* [Supplied material]
------
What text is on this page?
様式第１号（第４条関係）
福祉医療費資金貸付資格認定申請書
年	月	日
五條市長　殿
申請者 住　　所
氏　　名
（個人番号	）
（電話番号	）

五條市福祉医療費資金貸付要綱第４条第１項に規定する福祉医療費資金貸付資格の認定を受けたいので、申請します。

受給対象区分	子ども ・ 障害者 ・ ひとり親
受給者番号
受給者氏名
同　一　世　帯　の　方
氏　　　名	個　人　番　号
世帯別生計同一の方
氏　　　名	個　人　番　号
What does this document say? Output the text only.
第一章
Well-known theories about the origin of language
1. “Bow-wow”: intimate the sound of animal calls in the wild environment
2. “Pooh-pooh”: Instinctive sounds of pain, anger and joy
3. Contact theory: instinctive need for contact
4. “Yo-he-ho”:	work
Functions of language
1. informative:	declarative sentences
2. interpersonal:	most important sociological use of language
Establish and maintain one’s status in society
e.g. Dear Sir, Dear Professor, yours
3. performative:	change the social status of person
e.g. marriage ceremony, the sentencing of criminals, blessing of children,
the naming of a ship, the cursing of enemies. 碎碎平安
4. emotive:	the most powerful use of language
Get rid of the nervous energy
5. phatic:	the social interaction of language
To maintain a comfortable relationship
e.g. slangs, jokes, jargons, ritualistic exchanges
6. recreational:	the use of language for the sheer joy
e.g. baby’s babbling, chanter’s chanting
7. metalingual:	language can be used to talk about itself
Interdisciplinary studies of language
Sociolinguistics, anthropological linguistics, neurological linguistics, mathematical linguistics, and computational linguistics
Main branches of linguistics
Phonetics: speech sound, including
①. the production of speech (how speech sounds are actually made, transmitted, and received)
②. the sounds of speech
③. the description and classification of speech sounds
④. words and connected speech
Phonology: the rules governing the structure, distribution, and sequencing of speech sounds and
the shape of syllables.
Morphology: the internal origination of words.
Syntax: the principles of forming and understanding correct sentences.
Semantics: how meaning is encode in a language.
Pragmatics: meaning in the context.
------
* [Given exercise]
Search the material above for "meaning". Pull out each line where it shows up.

* [The answer]
Semantics: how meaning is encode in a language.
Pragmatics: meaning in the context.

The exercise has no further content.